# WHAT YOU NEED TO DO
Lines containing the word "image" are the ones to copy from the records below.

# DATA SECTION
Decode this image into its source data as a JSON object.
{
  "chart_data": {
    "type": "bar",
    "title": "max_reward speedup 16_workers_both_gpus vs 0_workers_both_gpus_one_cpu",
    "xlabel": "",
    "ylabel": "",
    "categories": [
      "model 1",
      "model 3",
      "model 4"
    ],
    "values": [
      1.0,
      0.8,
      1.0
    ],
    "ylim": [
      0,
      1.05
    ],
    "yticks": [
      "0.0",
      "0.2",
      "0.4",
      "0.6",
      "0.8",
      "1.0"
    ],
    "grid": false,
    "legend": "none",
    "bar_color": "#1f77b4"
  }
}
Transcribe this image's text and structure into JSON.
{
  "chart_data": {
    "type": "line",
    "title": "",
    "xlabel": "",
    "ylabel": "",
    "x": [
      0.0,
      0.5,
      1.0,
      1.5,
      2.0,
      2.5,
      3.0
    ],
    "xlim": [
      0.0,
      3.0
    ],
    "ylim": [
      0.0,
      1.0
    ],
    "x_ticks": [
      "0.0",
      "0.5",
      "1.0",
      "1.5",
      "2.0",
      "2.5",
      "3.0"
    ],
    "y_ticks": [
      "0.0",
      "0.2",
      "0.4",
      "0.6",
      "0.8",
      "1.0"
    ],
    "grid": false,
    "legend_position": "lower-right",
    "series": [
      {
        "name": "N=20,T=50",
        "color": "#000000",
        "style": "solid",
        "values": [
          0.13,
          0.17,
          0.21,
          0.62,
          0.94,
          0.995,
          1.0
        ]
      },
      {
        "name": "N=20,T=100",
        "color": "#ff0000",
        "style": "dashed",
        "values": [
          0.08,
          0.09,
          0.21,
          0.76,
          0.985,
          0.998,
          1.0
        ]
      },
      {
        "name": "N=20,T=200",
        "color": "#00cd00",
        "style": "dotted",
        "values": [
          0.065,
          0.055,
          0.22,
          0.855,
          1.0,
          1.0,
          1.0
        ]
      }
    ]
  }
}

# THE RESPONSE
Decode this image into its source data as a JSON object.
Transcribe this image's text and structure into JSON.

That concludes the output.